(Items listed in a dataset)
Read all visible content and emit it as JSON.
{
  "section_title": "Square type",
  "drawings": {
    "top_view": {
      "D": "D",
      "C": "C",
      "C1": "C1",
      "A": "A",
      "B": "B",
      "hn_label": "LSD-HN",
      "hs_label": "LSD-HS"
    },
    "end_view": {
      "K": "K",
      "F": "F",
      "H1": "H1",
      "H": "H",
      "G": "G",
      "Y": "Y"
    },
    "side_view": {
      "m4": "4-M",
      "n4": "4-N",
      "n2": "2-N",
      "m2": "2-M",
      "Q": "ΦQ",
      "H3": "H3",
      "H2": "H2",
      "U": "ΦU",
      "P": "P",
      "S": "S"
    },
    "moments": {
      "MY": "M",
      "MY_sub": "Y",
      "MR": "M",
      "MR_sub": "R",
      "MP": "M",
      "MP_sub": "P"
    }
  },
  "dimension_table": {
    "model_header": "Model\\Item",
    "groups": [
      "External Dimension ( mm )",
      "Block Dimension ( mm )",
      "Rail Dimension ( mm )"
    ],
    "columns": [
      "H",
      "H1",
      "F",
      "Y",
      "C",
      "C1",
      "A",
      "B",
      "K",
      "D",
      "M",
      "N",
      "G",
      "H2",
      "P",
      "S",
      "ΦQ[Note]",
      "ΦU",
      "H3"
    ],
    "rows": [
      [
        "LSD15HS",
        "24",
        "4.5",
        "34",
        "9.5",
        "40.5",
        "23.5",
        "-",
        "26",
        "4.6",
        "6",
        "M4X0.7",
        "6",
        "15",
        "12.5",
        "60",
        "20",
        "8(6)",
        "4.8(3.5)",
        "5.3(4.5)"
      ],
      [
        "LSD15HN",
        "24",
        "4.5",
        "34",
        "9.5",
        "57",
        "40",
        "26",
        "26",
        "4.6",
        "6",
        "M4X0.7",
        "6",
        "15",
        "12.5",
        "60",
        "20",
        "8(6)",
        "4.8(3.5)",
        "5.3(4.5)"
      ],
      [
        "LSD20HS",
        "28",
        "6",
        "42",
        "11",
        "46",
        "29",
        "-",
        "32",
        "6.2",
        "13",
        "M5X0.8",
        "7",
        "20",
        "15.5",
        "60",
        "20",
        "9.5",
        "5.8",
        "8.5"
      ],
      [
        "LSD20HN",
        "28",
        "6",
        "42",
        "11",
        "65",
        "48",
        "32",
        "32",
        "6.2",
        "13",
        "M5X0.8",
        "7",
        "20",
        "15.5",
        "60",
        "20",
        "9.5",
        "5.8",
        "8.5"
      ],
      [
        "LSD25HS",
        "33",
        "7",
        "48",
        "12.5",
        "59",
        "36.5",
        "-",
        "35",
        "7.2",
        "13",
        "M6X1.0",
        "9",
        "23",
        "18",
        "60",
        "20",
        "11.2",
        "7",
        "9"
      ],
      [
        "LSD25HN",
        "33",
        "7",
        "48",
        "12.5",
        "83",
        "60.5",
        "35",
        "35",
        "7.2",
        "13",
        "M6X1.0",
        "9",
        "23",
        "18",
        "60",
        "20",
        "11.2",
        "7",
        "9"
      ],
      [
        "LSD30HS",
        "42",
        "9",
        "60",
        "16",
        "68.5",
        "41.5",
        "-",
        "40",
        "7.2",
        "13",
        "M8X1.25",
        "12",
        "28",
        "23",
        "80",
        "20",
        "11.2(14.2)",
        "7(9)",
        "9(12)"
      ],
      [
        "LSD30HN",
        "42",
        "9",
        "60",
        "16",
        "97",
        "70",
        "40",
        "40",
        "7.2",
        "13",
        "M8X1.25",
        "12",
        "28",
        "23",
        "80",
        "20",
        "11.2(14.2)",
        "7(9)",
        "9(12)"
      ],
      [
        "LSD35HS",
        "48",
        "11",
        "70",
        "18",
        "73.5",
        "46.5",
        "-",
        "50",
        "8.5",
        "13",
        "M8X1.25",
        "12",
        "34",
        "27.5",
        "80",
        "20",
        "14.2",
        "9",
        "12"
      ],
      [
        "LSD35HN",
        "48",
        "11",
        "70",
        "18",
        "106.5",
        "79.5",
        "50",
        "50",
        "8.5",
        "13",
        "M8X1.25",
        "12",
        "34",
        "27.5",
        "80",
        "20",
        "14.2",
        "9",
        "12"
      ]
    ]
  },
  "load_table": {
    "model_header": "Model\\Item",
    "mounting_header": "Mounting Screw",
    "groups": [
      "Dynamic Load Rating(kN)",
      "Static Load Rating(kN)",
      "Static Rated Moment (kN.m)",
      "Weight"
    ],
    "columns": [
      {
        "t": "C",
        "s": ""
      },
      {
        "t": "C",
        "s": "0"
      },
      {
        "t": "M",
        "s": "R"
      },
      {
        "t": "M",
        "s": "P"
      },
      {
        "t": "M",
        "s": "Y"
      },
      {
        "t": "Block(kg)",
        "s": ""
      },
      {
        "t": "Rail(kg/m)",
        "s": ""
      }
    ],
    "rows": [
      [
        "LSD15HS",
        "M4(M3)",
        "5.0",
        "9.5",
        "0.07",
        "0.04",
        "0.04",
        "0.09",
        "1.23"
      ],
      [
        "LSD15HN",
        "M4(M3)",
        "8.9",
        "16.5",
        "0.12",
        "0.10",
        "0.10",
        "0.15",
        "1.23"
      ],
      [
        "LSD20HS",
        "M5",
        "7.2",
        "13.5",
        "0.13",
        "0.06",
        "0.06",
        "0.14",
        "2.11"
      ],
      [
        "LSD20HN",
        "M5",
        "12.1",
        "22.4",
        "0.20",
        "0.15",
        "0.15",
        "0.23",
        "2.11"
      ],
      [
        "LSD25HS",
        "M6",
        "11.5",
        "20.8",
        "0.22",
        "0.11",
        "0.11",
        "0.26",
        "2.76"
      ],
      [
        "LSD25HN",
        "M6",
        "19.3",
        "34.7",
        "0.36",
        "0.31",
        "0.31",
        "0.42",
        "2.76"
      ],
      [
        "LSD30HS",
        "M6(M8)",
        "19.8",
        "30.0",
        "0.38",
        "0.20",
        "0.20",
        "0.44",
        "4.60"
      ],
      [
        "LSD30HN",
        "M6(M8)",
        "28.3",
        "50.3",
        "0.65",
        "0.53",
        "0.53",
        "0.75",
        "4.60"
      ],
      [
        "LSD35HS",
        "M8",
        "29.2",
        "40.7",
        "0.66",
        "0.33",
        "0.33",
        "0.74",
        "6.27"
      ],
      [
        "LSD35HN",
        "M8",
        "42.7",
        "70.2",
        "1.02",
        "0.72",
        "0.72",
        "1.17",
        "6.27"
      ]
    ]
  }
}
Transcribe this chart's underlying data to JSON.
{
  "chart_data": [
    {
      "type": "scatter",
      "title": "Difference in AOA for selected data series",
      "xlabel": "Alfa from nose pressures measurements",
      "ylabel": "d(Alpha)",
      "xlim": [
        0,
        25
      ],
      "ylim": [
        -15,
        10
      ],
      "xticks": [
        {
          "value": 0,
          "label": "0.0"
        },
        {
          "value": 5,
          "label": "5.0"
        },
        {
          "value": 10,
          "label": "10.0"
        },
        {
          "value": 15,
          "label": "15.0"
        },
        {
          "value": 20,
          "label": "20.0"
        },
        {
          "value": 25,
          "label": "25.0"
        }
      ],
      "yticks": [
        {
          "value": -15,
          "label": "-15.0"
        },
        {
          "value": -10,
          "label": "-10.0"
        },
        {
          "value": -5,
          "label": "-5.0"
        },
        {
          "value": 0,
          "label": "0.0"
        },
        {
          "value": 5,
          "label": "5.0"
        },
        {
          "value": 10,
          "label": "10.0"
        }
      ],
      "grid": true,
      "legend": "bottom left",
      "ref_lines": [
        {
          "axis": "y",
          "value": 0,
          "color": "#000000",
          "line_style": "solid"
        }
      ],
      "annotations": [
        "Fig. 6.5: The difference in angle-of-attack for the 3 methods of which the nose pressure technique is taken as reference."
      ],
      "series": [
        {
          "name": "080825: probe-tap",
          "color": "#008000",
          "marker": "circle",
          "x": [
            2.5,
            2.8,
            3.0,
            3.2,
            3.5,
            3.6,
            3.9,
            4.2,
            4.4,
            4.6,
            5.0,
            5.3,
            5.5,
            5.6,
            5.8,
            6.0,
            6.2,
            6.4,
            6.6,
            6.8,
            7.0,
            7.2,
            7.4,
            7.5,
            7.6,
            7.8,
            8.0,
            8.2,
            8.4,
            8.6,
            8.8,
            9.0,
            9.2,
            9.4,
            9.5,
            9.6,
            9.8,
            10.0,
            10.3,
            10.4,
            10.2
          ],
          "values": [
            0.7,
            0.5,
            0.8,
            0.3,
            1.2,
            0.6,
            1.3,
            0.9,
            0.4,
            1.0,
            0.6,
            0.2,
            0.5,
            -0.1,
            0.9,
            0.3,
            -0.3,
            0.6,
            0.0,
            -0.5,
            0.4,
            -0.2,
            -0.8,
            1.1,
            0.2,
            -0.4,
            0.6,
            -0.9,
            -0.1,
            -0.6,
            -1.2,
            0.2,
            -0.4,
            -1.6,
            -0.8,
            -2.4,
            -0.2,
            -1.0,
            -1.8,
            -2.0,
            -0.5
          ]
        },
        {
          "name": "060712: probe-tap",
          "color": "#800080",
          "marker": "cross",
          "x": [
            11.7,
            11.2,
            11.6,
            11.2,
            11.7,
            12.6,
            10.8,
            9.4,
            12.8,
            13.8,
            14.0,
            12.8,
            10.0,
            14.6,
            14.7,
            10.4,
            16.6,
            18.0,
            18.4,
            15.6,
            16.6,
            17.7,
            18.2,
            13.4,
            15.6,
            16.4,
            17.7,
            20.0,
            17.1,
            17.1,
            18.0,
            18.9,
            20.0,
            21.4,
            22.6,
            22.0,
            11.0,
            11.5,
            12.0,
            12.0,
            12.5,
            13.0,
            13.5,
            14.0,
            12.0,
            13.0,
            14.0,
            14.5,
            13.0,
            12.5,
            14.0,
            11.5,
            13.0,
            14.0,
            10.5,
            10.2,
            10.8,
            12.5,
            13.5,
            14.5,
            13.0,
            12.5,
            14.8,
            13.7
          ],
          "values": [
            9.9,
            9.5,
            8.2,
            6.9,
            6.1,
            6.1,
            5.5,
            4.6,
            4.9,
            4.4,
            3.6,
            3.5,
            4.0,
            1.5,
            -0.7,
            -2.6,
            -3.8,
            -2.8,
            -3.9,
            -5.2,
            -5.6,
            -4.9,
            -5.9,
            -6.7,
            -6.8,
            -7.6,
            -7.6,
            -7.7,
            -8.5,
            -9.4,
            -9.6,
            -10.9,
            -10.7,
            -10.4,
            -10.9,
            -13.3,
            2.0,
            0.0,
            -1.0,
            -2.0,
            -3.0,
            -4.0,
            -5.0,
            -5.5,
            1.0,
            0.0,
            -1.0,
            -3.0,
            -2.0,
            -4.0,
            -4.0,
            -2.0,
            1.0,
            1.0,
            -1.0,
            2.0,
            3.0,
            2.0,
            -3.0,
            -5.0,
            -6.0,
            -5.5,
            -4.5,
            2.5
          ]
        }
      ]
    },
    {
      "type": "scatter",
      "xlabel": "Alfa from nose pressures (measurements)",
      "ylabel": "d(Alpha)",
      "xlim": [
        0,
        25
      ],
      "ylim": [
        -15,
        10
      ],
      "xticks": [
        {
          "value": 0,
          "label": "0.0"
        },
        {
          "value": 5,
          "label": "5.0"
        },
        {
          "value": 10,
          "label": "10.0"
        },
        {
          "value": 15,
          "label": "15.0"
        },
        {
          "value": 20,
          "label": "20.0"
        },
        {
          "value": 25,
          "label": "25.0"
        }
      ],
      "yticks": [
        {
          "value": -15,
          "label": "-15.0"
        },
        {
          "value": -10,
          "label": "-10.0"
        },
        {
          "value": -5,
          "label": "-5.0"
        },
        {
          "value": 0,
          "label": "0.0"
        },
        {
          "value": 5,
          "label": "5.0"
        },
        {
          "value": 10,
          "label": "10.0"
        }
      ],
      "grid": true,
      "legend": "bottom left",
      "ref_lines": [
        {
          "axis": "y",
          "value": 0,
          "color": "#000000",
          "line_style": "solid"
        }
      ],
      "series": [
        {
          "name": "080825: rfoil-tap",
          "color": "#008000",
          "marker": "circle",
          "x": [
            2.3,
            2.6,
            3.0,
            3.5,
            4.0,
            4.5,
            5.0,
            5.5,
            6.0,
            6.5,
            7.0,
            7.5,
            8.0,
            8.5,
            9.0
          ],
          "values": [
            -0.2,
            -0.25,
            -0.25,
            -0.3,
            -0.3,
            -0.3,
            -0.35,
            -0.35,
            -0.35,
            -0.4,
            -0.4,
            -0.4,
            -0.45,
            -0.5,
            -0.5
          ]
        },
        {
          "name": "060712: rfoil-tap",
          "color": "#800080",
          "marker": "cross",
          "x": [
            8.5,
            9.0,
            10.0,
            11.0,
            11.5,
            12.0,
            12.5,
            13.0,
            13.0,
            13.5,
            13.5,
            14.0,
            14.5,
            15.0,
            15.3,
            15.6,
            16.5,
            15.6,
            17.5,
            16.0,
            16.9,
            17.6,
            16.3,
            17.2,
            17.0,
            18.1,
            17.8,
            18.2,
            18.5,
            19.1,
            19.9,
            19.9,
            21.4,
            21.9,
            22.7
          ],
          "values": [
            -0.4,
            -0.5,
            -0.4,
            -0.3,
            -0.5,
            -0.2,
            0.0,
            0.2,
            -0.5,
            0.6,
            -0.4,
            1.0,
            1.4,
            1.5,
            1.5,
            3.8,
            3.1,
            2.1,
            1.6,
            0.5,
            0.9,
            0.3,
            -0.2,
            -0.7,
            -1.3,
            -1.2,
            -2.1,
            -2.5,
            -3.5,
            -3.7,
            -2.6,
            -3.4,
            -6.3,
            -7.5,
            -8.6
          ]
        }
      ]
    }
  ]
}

- Description of the task -
In the records above, find the lines containing "Alfa" and copy them.

- The output -
      "xlabel": "Alfa from nose pressures measurements",
      "xlabel": "Alfa from nose pressures (measurements)",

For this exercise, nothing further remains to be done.